→ **YOUR INSTRUCTIONS**
Go through the entries below and copy each line containing the word "name".

→ **ENTRIES**
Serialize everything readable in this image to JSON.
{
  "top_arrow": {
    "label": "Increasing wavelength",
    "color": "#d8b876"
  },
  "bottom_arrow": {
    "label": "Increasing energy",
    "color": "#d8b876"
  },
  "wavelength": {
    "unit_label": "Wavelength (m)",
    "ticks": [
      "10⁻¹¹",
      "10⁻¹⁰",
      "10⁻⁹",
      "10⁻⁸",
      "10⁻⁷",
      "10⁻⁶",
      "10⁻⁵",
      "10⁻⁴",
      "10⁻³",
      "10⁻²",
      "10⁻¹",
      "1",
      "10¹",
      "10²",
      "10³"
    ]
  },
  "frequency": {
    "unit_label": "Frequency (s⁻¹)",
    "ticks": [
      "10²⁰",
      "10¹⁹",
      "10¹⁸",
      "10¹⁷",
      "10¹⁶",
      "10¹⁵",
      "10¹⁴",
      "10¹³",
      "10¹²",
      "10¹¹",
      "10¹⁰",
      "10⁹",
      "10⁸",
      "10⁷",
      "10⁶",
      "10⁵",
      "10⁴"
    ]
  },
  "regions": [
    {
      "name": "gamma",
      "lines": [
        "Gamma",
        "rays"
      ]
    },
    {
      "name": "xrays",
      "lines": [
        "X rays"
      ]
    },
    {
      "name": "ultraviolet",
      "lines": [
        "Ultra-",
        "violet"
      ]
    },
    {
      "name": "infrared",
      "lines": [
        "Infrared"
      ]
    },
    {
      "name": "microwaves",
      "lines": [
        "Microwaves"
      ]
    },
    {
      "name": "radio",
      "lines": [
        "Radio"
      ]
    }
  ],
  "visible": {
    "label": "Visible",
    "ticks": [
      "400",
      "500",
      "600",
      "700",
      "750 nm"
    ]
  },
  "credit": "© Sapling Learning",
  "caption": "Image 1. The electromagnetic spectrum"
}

...

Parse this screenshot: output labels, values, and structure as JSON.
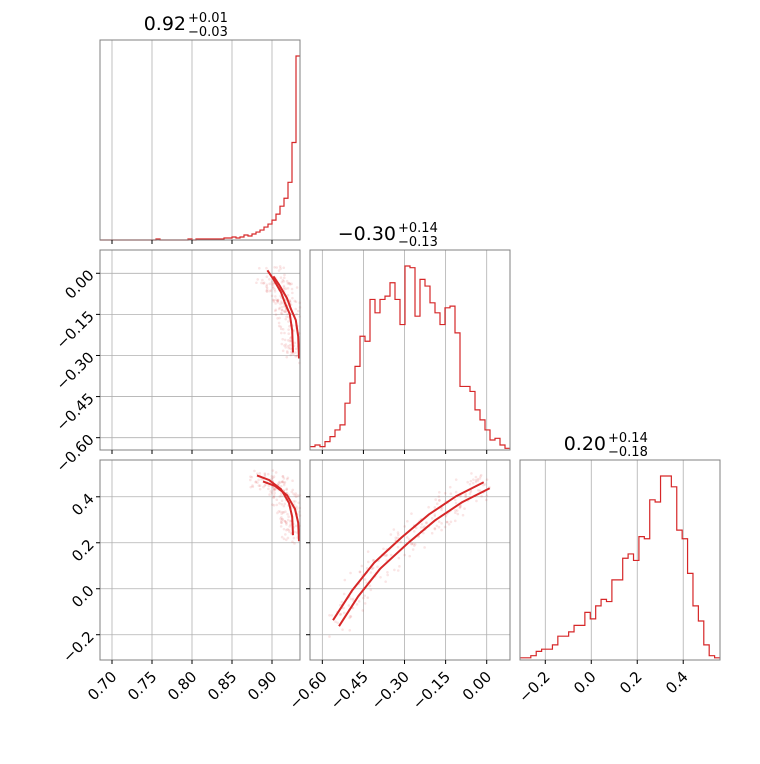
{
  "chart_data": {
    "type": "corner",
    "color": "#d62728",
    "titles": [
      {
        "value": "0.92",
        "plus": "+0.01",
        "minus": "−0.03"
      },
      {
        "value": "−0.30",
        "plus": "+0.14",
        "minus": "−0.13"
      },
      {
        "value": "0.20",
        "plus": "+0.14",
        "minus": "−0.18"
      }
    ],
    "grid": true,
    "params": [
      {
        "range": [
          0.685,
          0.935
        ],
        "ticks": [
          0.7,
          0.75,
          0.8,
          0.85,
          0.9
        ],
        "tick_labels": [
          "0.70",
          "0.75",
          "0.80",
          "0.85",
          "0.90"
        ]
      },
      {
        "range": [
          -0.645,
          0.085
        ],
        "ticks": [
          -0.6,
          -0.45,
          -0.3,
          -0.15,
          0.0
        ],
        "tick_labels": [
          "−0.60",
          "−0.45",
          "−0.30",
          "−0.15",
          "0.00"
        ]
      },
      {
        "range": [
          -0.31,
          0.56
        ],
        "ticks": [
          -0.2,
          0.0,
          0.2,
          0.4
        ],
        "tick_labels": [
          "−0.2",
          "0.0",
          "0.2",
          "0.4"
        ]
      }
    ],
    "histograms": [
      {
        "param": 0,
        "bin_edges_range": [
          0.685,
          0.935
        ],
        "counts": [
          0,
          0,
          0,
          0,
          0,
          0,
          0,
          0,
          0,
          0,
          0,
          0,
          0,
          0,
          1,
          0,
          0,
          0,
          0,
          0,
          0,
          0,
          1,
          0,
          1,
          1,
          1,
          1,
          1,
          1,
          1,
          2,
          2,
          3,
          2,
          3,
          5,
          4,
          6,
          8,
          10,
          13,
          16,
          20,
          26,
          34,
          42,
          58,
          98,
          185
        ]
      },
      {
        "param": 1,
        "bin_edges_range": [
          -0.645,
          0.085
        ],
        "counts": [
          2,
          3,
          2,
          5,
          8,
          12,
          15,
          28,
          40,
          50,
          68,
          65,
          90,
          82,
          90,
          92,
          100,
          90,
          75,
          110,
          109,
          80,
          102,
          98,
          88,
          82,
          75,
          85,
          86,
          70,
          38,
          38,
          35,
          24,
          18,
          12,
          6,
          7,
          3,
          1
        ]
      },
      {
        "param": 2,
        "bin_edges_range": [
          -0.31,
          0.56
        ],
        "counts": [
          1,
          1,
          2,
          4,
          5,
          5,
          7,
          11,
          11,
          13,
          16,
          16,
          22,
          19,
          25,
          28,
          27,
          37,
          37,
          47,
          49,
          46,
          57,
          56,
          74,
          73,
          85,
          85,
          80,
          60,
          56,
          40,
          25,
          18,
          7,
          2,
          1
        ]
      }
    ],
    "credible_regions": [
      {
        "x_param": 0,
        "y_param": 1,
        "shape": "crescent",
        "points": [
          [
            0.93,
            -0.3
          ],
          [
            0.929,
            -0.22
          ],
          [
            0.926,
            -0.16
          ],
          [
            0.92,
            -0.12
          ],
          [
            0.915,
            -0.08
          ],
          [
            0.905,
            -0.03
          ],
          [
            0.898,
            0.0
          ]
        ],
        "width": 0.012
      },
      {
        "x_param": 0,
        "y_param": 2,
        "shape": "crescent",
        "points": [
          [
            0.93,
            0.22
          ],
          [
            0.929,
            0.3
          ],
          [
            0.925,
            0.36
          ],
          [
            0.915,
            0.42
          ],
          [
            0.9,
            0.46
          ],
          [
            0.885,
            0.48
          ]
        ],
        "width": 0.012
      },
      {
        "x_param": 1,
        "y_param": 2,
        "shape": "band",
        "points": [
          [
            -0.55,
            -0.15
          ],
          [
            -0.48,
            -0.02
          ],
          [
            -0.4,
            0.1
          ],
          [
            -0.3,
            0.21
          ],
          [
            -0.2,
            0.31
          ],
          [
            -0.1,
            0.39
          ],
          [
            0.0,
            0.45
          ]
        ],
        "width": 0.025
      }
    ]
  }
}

→ **RESULT**
      "name": "gamma",
      "name": "xrays",
      "name": "ultraviolet",
      "name": "infrared",
      "name": "microwaves",
      "name": "radio",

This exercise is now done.